Given task
In your copy, reproduce the entries exactly as they are, minus the images.

Records from a data collection:
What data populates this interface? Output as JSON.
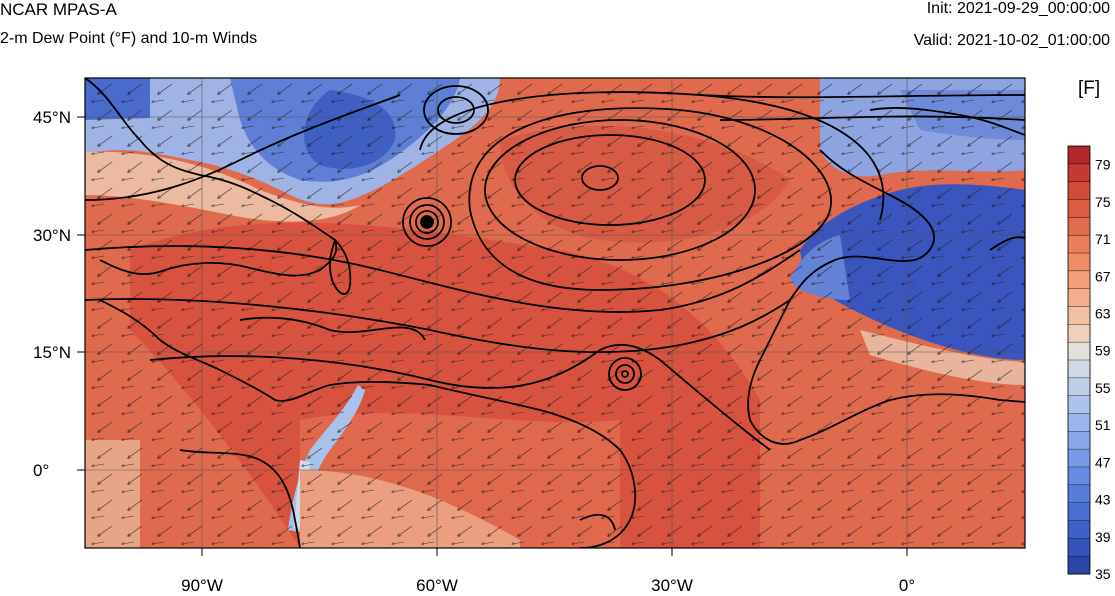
{
  "header": {
    "model": "NCAR MPAS-A",
    "field": "2-m Dew Point (°F) and 10-m Winds",
    "init": "Init: 2021-09-29_00:00:00",
    "valid": "Valid: 2021-10-02_01:00:00"
  },
  "colorbar": {
    "units": "[F]",
    "labels": [
      "79",
      "75",
      "71",
      "67",
      "63",
      "59",
      "55",
      "51",
      "47",
      "43",
      "39",
      "35"
    ],
    "min": 35,
    "max": 81,
    "step": 2,
    "colors_low_to_high": [
      "#2c46a8",
      "#3553b8",
      "#3f60c6",
      "#4a6fd2",
      "#577ddb",
      "#668be2",
      "#779ae7",
      "#89a8ea",
      "#9bb6ec",
      "#adc3ec",
      "#bfcfea",
      "#d0d9e6",
      "#e3e0dc",
      "#eed0bd",
      "#f2c0a3",
      "#f3af8d",
      "#f1a07a",
      "#ee8f69",
      "#e97e5b",
      "#e26d4e",
      "#da5c43",
      "#d04b39",
      "#c43a30",
      "#b4262a"
    ]
  },
  "map": {
    "lat_labels": [
      "45°N",
      "30°N",
      "15°N",
      "0°"
    ],
    "lon_labels": [
      "90°W",
      "60°W",
      "30°W",
      "0°"
    ],
    "projection": "cylindrical equidistant",
    "extent_deg": {
      "lon_min": -105.5,
      "lon_max": 15,
      "lat_min": -10,
      "lat_max": 50
    }
  }
}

Exercise answer
What data populates this interface? Output as JSON.
{
  "header": {
    "model": "NCAR MPAS-A",
    "field": "2-m Dew Point (°F) and 10-m Winds",
    "init": "Init: 2021-09-29_00:00:00",
    "valid": "Valid: 2021-10-02_01:00:00"
  },
  "colorbar": {
    "units": "[F]",
    "labels": [
      "79",
      "75",
      "71",
      "67",
      "63",
      "59",
      "55",
      "51",
      "47",
      "43",
      "39",
      "35"
    ],
    "min": 35,
    "max": 81,
    "step": 2,
    "colors_low_to_high": [
      "#2c46a8",
      "#3553b8",
      "#3f60c6",
      "#4a6fd2",
      "#577ddb",
      "#668be2",
      "#779ae7",
      "#89a8ea",
      "#9bb6ec",
      "#adc3ec",
      "#bfcfea",
      "#d0d9e6",
      "#e3e0dc",
      "#eed0bd",
      "#f2c0a3",
      "#f3af8d",
      "#f1a07a",
      "#ee8f69",
      "#e97e5b",
      "#e26d4e",
      "#da5c43",
      "#d04b39",
      "#c43a30",
      "#b4262a"
    ]
  },
  "map": {
    "lat_labels": [
      "45°N",
      "30°N",
      "15°N",
      "0°"
    ],
    "lon_labels": [
      "90°W",
      "60°W",
      "30°W",
      "0°"
    ],
    "projection": "cylindrical equidistant",
    "extent_deg": {
      "lon_min": -105.5,
      "lon_max": 15,
      "lat_min": -10,
      "lat_max": 50
    }
  }
}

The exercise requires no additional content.